# Requirement 1:
Reproduce the listing below unchanged, starting at its first line and ending with the line that contains "long-inventory-value: - bbox=[1167, 58, 1175, 72]", with both of those lines included.

# Extract to read:
— START —
I explained that the problem was back, and they assured me the team of engineers working on this yesterday would be re-gathered and have a look. Cool.

About… 2 hours later, the problem was again resolved. Seems that the DDOS-ees figured that we were now invulnerable to UDP flood, so they instead initiated something like a TCP SYNFLOOD. Amazon employed new techniques for filtering our traffic and everything is fine again now.

What’s next

Amazon contacted us again after this was over, and told us they wanted to work with us in the coming days to make sure this doesn’t happen again. They have some ideas on how both they and we can improve things in general.

Are we going to do that? Maybe. We’re seriously considering moving to a different setup now. Not because Amazon isn’t providing us with decent service, which they are, most of the time. While we were down, several large hosting companies took direct contact with us, pitching their solutions. I won’t mention names, but some of the offerings are quite tempting, and have several advantages over what we get with Amazon.

One thing’s for sure, we’re investing a lot of man-hours into making sure this won’t happen again. If this means moving to a different host, so be it. We haven’t decided yet.

In conclusion

Let me round this post off by saying that Amazon doesn’t entirely deserve the criticism it has received over this outage. I do think they could’ve taken precautions to at least be warned if one of their routers started pumping through millions of bogus UDP packets to one IP, and I also think that 16+ hours is too long to discover the root of the problem.
— END —
# Record excerpts:
— START —
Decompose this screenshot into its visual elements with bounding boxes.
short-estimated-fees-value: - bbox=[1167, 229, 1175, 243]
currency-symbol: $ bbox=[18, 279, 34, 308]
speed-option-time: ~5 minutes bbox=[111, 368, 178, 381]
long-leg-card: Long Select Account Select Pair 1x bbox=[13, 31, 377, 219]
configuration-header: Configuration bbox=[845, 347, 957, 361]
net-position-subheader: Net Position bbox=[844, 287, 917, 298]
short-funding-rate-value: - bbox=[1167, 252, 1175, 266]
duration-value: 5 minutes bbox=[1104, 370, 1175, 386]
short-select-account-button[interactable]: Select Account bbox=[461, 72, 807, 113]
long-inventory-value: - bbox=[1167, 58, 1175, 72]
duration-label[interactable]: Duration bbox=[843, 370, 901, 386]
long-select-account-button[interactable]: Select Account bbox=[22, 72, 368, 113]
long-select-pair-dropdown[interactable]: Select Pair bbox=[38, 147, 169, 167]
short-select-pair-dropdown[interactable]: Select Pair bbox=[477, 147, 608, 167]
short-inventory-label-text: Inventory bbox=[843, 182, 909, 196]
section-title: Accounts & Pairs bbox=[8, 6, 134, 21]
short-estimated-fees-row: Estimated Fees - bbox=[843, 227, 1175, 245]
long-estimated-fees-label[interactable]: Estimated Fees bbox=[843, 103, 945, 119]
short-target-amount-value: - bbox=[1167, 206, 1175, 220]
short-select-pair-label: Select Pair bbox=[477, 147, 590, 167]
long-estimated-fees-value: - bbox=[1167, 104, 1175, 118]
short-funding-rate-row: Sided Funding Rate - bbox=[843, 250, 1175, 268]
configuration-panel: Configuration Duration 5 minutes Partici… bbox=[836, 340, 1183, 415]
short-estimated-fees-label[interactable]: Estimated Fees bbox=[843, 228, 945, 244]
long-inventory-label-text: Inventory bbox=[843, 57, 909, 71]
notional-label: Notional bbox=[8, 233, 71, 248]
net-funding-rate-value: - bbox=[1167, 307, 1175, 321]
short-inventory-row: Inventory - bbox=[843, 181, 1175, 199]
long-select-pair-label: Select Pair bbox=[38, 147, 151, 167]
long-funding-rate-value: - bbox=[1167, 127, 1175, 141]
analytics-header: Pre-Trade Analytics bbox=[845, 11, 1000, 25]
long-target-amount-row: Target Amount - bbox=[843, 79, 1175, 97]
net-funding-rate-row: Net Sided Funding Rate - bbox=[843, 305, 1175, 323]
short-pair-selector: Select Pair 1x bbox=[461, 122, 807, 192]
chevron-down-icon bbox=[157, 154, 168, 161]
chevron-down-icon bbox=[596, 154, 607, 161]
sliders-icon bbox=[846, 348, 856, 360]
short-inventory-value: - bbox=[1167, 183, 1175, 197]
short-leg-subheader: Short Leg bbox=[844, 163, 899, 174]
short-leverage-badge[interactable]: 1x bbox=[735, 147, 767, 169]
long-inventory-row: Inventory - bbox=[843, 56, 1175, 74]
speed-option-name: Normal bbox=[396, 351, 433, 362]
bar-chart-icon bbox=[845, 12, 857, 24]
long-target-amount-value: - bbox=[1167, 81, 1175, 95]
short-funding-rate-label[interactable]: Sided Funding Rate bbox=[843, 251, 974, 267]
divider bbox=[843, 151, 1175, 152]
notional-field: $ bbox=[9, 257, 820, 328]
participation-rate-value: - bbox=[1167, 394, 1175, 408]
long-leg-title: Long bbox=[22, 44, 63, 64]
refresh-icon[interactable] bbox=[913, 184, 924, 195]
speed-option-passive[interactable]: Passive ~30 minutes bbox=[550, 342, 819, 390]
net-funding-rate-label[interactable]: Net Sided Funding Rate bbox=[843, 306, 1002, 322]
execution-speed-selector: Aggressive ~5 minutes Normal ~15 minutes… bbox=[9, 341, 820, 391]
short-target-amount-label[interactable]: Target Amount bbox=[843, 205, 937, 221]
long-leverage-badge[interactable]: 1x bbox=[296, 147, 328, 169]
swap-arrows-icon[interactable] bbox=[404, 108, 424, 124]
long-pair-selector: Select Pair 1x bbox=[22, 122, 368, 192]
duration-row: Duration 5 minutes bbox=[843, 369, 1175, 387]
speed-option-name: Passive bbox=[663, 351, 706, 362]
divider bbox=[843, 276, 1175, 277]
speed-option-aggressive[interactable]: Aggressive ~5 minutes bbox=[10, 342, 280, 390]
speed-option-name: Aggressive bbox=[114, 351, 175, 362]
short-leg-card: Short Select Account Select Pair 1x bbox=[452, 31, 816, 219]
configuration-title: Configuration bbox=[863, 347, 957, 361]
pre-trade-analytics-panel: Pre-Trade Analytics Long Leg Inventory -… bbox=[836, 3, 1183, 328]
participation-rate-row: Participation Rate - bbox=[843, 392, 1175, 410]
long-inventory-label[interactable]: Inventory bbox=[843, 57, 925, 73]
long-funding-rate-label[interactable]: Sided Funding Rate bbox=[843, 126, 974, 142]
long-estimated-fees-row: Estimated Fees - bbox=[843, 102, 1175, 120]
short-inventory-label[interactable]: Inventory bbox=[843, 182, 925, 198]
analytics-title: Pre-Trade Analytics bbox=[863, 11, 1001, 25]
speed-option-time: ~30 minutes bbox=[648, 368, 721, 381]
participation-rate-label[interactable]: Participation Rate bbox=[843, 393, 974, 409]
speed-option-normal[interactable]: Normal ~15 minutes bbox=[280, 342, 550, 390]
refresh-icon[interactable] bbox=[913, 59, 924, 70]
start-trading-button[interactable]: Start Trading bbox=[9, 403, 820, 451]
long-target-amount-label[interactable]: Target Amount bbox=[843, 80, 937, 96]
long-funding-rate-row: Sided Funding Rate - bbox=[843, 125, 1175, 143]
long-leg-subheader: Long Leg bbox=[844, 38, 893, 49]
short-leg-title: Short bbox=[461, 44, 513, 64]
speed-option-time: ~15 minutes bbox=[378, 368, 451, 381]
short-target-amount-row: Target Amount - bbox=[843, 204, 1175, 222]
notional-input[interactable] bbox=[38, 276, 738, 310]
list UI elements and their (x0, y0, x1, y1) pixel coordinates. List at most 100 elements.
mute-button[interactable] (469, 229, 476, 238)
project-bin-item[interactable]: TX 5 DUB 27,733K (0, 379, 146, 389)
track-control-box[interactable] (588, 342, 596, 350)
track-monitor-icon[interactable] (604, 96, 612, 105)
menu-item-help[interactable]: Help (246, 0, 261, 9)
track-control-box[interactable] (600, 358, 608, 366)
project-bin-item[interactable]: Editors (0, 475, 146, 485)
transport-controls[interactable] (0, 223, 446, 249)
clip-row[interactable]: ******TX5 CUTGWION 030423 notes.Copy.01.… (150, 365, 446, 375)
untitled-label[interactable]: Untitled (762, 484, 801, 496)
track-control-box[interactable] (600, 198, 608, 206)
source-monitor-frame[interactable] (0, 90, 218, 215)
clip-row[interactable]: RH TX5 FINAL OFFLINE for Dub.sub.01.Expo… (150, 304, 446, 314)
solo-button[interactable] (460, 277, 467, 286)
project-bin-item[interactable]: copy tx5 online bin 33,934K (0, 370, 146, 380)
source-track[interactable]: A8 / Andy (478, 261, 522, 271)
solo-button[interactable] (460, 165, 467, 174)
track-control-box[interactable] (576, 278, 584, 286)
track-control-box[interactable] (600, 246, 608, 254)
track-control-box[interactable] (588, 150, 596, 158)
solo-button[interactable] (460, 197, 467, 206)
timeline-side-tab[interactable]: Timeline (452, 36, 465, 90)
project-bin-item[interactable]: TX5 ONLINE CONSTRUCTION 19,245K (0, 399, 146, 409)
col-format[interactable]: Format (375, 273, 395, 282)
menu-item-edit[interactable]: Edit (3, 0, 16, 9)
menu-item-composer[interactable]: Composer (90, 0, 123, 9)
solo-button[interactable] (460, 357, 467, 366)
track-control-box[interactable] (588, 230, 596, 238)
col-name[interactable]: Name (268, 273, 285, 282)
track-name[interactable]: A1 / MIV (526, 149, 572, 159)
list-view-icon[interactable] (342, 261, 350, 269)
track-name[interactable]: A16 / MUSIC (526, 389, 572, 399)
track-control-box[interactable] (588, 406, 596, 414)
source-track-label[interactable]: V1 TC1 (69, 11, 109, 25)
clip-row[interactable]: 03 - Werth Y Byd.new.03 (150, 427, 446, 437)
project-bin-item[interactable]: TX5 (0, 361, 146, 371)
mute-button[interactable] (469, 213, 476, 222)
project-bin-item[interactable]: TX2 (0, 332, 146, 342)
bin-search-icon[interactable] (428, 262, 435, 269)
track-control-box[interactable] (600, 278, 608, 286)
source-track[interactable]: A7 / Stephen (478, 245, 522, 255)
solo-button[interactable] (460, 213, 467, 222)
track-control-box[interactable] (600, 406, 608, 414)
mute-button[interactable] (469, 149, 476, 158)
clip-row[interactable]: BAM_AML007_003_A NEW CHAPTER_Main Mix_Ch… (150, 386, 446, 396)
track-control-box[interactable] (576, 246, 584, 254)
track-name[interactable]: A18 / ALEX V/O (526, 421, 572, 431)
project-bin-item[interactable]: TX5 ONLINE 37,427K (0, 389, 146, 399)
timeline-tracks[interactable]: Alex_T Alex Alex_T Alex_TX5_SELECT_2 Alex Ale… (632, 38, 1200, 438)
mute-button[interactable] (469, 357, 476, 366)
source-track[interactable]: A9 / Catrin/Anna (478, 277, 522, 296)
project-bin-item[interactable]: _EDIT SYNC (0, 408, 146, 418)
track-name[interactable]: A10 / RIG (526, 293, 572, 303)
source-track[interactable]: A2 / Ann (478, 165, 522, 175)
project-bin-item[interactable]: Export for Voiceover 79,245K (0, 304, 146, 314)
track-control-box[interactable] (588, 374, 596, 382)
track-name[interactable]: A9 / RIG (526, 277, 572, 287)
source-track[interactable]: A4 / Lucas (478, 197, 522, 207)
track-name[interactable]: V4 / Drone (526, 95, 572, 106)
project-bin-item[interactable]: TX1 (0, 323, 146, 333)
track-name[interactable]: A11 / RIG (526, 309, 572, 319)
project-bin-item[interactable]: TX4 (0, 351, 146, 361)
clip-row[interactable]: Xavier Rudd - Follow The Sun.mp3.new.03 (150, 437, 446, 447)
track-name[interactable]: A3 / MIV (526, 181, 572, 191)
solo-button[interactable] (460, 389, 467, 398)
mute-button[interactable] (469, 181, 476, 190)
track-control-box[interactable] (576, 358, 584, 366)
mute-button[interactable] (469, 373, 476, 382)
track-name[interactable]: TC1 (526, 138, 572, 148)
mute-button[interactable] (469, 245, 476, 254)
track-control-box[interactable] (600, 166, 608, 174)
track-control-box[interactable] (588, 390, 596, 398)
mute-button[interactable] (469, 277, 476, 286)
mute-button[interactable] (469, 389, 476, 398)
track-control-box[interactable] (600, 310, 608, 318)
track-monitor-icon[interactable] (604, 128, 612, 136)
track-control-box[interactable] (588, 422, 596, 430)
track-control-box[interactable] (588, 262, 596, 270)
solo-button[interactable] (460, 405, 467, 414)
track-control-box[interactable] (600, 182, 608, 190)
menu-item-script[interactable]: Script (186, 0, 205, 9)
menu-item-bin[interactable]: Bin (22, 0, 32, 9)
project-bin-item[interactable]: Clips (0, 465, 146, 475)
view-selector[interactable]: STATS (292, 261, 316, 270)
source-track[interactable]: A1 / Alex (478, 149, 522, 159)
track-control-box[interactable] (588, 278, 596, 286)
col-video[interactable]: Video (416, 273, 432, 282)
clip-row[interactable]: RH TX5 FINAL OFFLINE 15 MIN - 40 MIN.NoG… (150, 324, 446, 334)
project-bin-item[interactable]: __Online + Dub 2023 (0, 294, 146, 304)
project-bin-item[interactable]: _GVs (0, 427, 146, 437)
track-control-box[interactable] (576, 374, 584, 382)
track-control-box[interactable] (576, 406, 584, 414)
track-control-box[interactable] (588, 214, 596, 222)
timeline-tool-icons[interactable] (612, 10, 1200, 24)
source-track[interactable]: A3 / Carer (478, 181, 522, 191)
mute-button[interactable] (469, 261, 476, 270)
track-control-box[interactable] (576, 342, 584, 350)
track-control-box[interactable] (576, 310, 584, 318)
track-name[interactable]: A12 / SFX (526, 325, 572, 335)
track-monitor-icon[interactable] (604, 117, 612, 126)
— END —
# Requirement 2:
Answer these questions from the post about the outage above:
(a) About how long after the problem came back was it resolved again?
(b) What kind of attack did the attackers start after the UDP flood stopped working?
(c) What length of time does the writer call too long to discover the root of the problem?

# Finished answer 1:
Decompose this screenshot into its visual elements with bounding boxes.
short-estimated-fees-value: - bbox=[1167, 229, 1175, 243]
currency-symbol: $ bbox=[18, 279, 34, 308]
speed-option-time: ~5 minutes bbox=[111, 368, 178, 381]
long-leg-card: Long Select Account Select Pair 1x bbox=[13, 31, 377, 219]
configuration-header: Configuration bbox=[845, 347, 957, 361]
net-position-subheader: Net Position bbox=[844, 287, 917, 298]
short-funding-rate-value: - bbox=[1167, 252, 1175, 266]
duration-value: 5 minutes bbox=[1104, 370, 1175, 386]
short-select-account-button[interactable]: Select Account bbox=[461, 72, 807, 113]
long-inventory-value: - bbox=[1167, 58, 1175, 72]

# Finished answer 2:
(a) About 2 hours.
(b) Something like a TCP SYNFLOOD.
(c) 16+ hours.